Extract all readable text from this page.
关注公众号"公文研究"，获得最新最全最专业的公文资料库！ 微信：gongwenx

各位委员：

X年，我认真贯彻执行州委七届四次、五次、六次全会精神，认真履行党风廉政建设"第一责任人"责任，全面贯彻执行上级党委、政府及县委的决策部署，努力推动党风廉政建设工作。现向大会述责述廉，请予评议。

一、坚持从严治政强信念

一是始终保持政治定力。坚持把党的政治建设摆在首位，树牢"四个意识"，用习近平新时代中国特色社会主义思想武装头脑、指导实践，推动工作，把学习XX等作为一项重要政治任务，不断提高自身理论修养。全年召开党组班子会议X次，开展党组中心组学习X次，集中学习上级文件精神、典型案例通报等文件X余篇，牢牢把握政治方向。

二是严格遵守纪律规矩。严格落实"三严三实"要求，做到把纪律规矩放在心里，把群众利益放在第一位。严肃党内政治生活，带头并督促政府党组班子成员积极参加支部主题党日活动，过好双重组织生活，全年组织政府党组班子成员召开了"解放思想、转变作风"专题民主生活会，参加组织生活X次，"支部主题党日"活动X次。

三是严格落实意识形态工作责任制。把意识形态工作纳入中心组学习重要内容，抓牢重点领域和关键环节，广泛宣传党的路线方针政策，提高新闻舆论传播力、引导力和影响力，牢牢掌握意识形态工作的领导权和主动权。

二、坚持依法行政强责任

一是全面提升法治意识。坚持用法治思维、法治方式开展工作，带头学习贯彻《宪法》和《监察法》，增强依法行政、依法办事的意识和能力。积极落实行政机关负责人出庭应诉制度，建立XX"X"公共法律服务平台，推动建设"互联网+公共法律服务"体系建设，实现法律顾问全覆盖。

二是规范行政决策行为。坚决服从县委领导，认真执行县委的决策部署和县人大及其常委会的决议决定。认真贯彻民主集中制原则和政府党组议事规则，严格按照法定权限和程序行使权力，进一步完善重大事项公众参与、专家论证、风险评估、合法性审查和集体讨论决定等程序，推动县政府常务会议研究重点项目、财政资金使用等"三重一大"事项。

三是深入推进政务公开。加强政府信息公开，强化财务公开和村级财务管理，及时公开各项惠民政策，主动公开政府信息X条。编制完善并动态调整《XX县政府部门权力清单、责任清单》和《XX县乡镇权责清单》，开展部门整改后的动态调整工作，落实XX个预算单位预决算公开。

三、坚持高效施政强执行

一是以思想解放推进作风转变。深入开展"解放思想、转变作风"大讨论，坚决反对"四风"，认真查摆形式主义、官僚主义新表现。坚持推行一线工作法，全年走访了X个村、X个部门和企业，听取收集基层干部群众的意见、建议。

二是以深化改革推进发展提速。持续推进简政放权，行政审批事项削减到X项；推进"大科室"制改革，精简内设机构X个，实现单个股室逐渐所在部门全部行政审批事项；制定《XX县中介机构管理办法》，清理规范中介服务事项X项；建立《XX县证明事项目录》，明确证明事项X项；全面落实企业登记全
··········
> Challenge
State how many lines of the listing above include the word "转变作风". Give nothing but the number.

> The answer
2